[YOUR INSTRUCTIONS]
Restate all of the entries exactly, dropping any pictures they hold.

[EXTRACTED MATERIAL]
• • • • •
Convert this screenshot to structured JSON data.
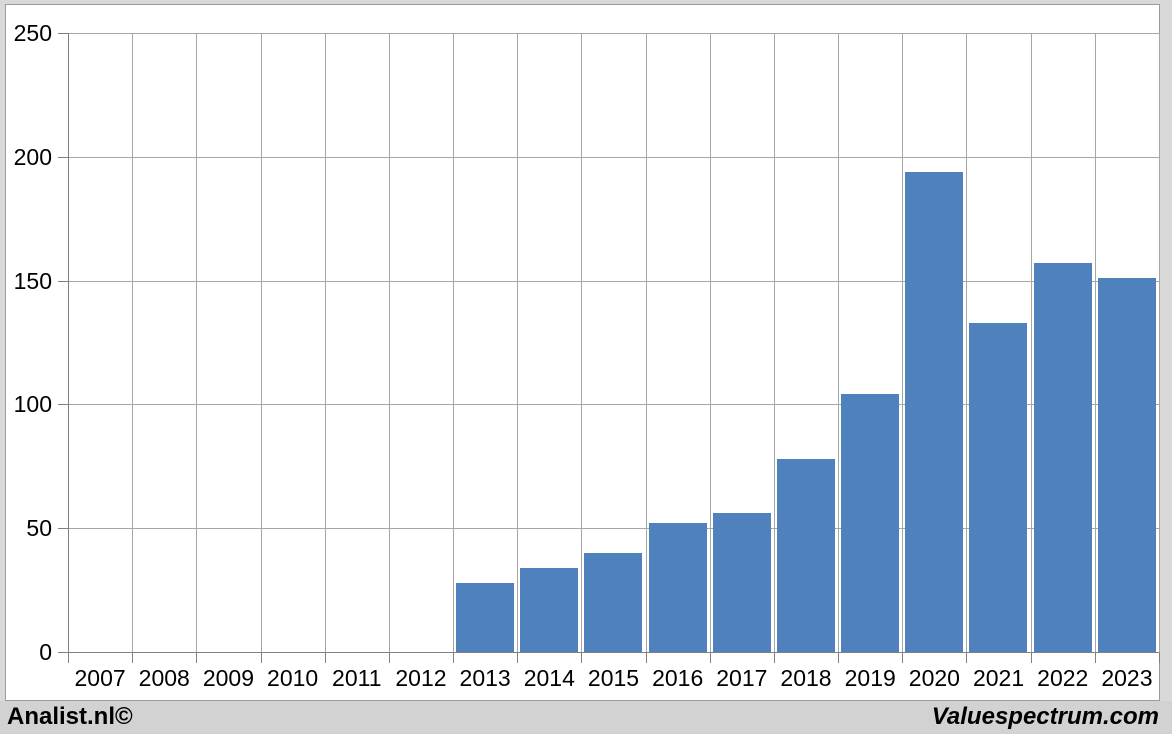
{
  "chart_data": {
    "type": "bar",
    "title": "",
    "xlabel": "",
    "ylabel": "",
    "categories": [
      "2007",
      "2008",
      "2009",
      "2010",
      "2011",
      "2012",
      "2013",
      "2014",
      "2015",
      "2016",
      "2017",
      "2018",
      "2019",
      "2020",
      "2021",
      "2022",
      "2023"
    ],
    "values": [
      null,
      null,
      null,
      null,
      null,
      null,
      28,
      34,
      40,
      52,
      56,
      78,
      104,
      194,
      133,
      157,
      151
    ],
    "ylim": [
      0,
      250
    ],
    "yticks": [
      0,
      50,
      100,
      150,
      200,
      250
    ],
    "grid": true,
    "legend": false,
    "bar_color": "#4f81bd"
  },
  "colors": {
    "bar": "#4f81bd",
    "gridline": "#a6a6a6",
    "axis": "#808080",
    "page_background": "#d9d9d9",
    "plot_background": "#ffffff",
    "footer_background": "#d2d2d2",
    "text": "#000000"
  },
  "footer": {
    "left": "Analist.nl©",
    "right": "Valuespectrum.com"
  }
}
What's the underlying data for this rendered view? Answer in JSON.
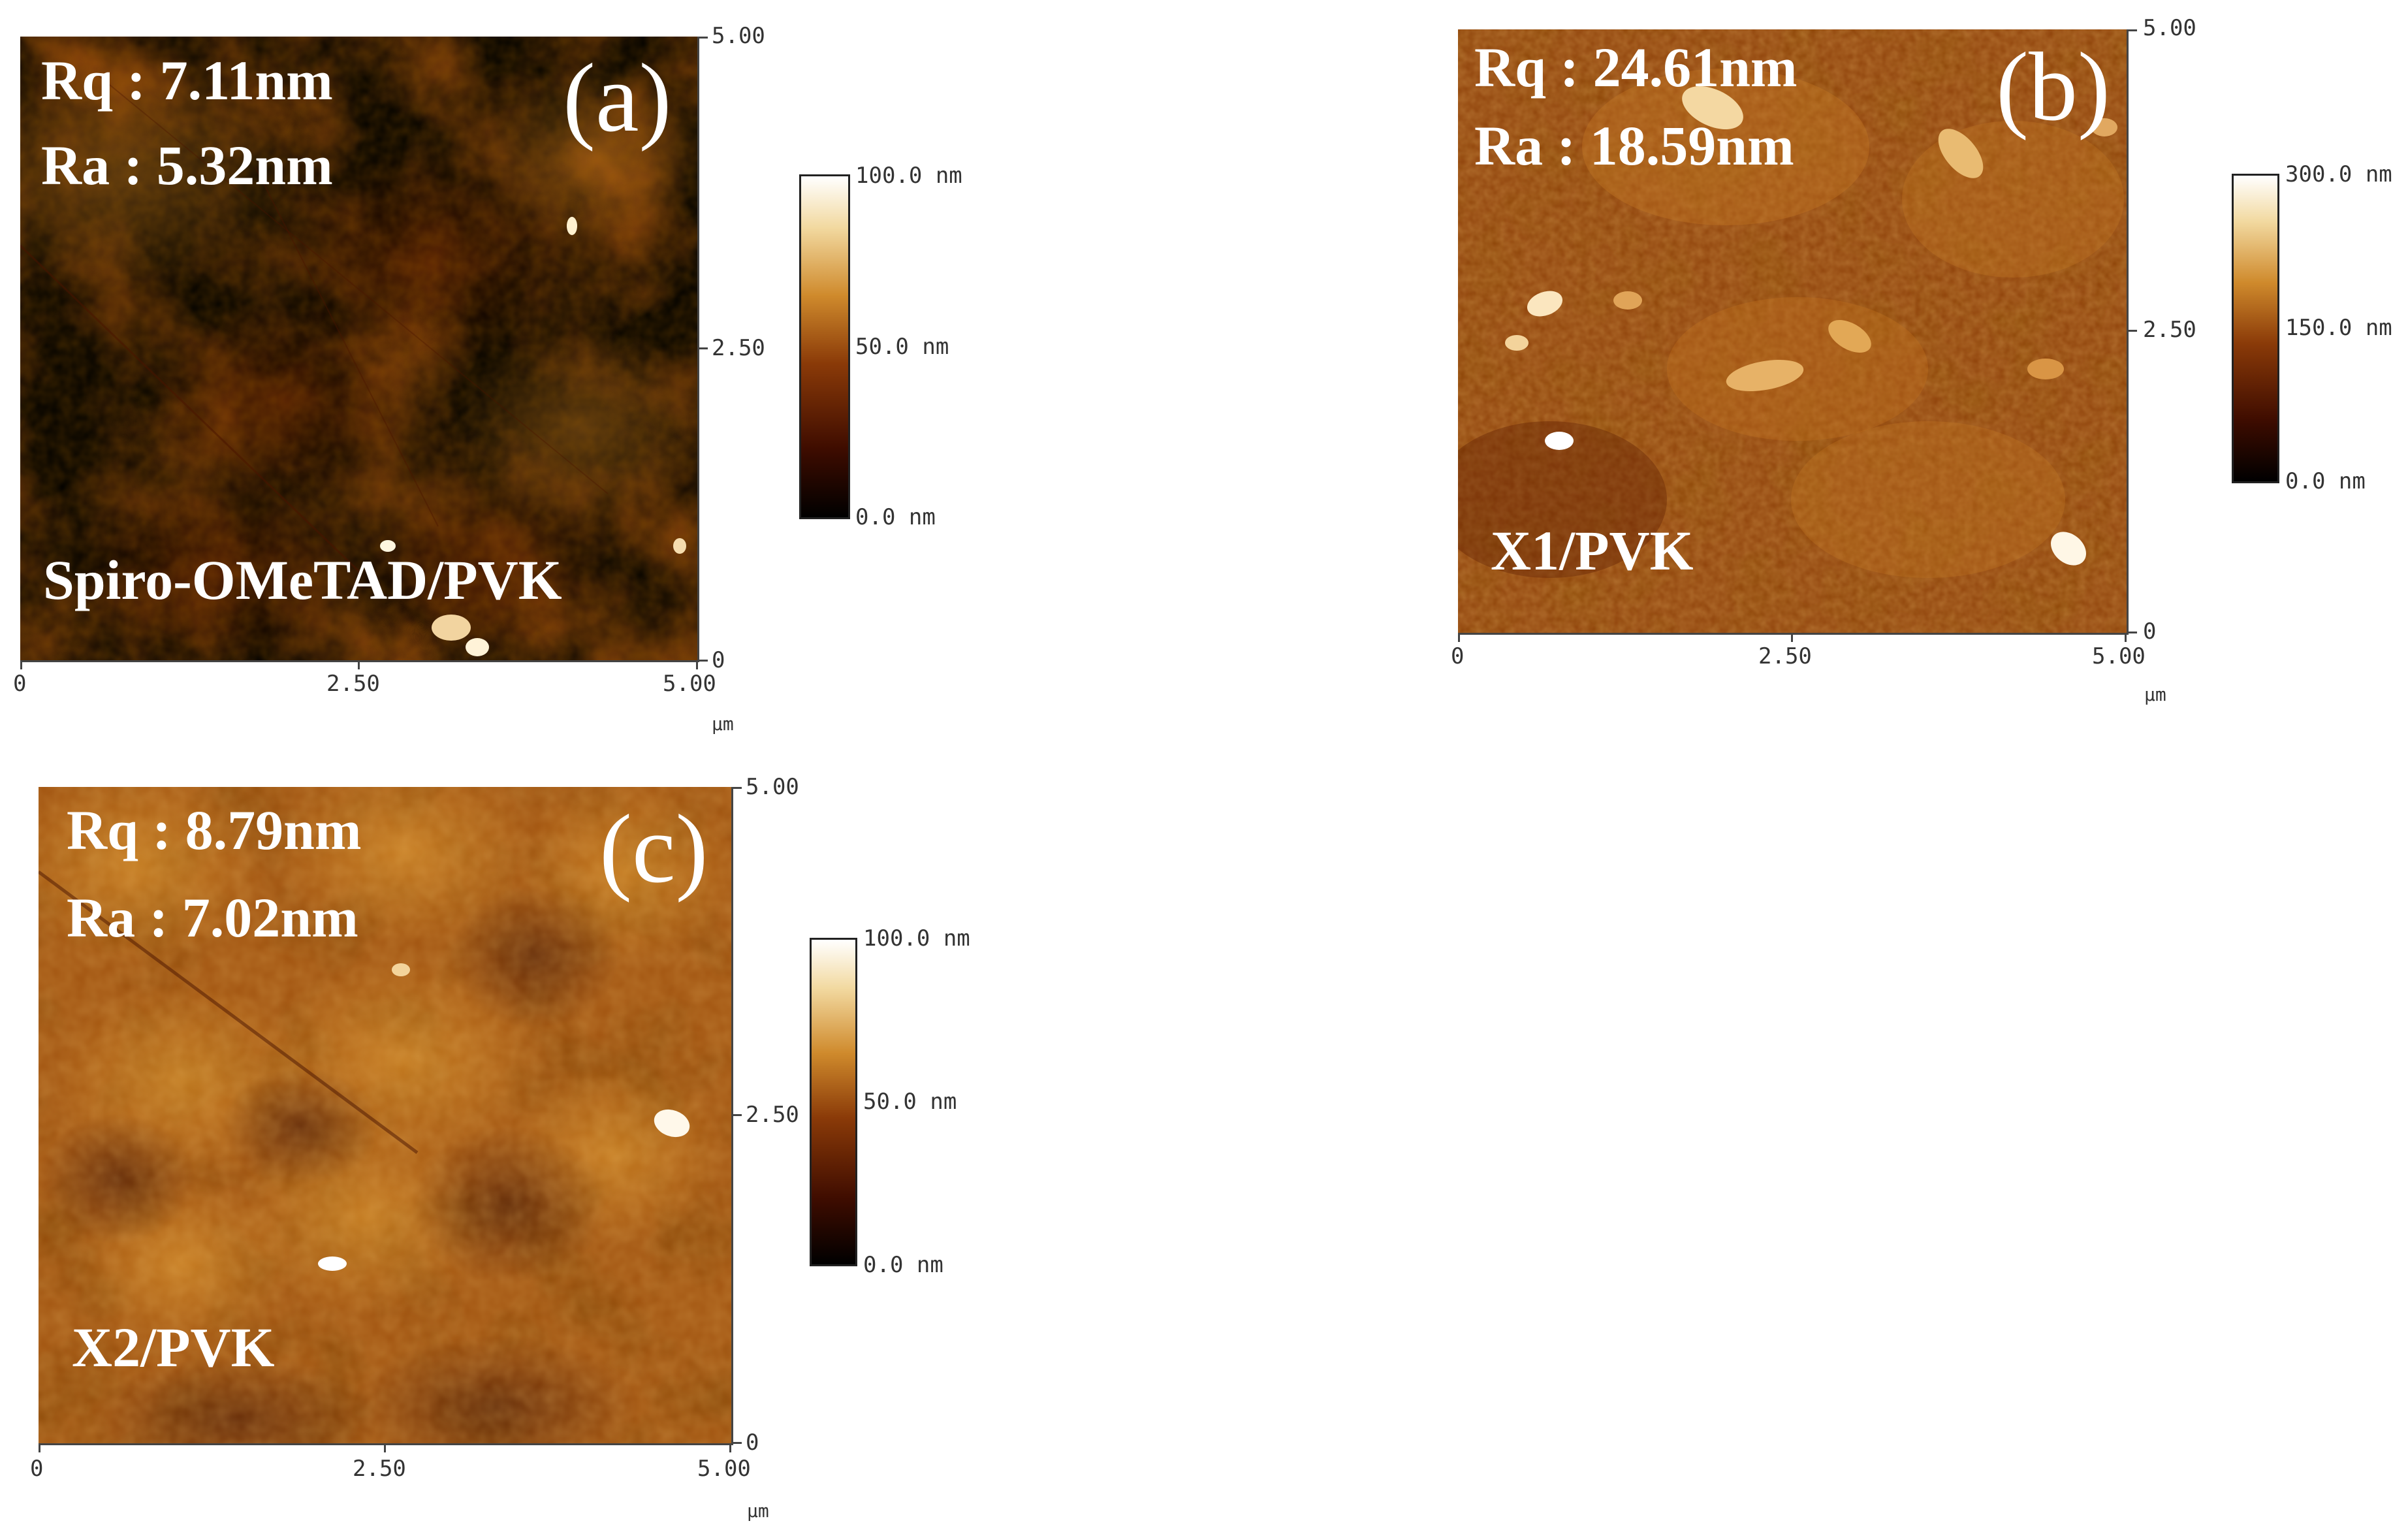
{
  "panels": {
    "a": {
      "letter": "(a)",
      "rq": "Rq : 7.11nm",
      "ra": "Ra : 5.32nm",
      "sample": "Spiro-OMeTAD/PVK",
      "x_ticks": [
        "0",
        "2.50",
        "5.00"
      ],
      "y_ticks": [
        "5.00",
        "2.50",
        "0"
      ],
      "unit": "µm",
      "colorbar": {
        "max": "100.0 nm",
        "mid": "50.0 nm",
        "min": "0.0 nm"
      }
    },
    "b": {
      "letter": "(b)",
      "rq": "Rq : 24.61nm",
      "ra": "Ra : 18.59nm",
      "sample": "X1/PVK",
      "x_ticks": [
        "0",
        "2.50",
        "5.00"
      ],
      "y_ticks": [
        "5.00",
        "2.50",
        "0"
      ],
      "unit": "µm",
      "colorbar": {
        "max": "300.0 nm",
        "mid": "150.0 nm",
        "min": "0.0 nm"
      }
    },
    "c": {
      "letter": "(c)",
      "rq": "Rq : 8.79nm",
      "ra": "Ra : 7.02nm",
      "sample": "X2/PVK",
      "x_ticks": [
        "0",
        "2.50",
        "5.00"
      ],
      "y_ticks": [
        "5.00",
        "2.50",
        "0"
      ],
      "unit": "µm",
      "colorbar": {
        "max": "100.0 nm",
        "mid": "50.0 nm",
        "min": "0.0 nm"
      }
    }
  },
  "colors": {
    "afm_dark": "#3a0d00",
    "afm_mid": "#9a4a0a",
    "afm_light": "#d9902a",
    "afm_highlight": "#fff3d8"
  }
}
• • • • •
[RESULT BELOW]
Convert this screenshot to structured JSON data.
{
  "chart_data": {
    "type": "bar",
    "title": "",
    "xlabel": "",
    "ylabel": "",
    "categories": [
      "2007",
      "2008",
      "2009",
      "2010",
      "2011",
      "2012",
      "2013",
      "2014",
      "2015",
      "2016",
      "2017",
      "2018",
      "2019",
      "2020",
      "2021",
      "2022",
      "2023"
    ],
    "values": [
      null,
      null,
      null,
      null,
      null,
      null,
      28,
      34,
      40,
      52,
      56,
      78,
      104,
      194,
      133,
      157,
      151
    ],
    "ylim": [
      0,
      250
    ],
    "yticks": [
      0,
      50,
      100,
      150,
      200,
      250
    ],
    "grid": true,
    "legend": false,
    "bar_color": "#4f81bd"
  },
  "colors": {
    "bar": "#4f81bd",
    "gridline": "#a6a6a6",
    "axis": "#808080",
    "page_background": "#d9d9d9",
    "plot_background": "#ffffff",
    "footer_background": "#d2d2d2",
    "text": "#000000"
  },
  "footer": {
    "left": "Analist.nl©",
    "right": "Valuespectrum.com"
  }
}
What's the underlying data for this rendered view? Answer in JSON.
{
  "panels": {
    "a": {
      "letter": "(a)",
      "rq": "Rq : 7.11nm",
      "ra": "Ra : 5.32nm",
      "sample": "Spiro-OMeTAD/PVK",
      "x_ticks": [
        "0",
        "2.50",
        "5.00"
      ],
      "y_ticks": [
        "5.00",
        "2.50",
        "0"
      ],
      "unit": "µm",
      "colorbar": {
        "max": "100.0 nm",
        "mid": "50.0 nm",
        "min": "0.0 nm"
      }
    },
    "b": {
      "letter": "(b)",
      "rq": "Rq : 24.61nm",
      "ra": "Ra : 18.59nm",
      "sample": "X1/PVK",
      "x_ticks": [
        "0",
        "2.50",
        "5.00"
      ],
      "y_ticks": [
        "5.00",
        "2.50",
        "0"
      ],
      "unit": "µm",
      "colorbar": {
        "max": "300.0 nm",
        "mid": "150.0 nm",
        "min": "0.0 nm"
      }
    },
    "c": {
      "letter": "(c)",
      "rq": "Rq : 8.79nm",
      "ra": "Ra : 7.02nm",
      "sample": "X2/PVK",
      "x_ticks": [
        "0",
        "2.50",
        "5.00"
      ],
      "y_ticks": [
        "5.00",
        "2.50",
        "0"
      ],
      "unit": "µm",
      "colorbar": {
        "max": "100.0 nm",
        "mid": "50.0 nm",
        "min": "0.0 nm"
      }
    }
  },
  "colors": {
    "afm_dark": "#3a0d00",
    "afm_mid": "#9a4a0a",
    "afm_light": "#d9902a",
    "afm_highlight": "#fff3d8"
  }
}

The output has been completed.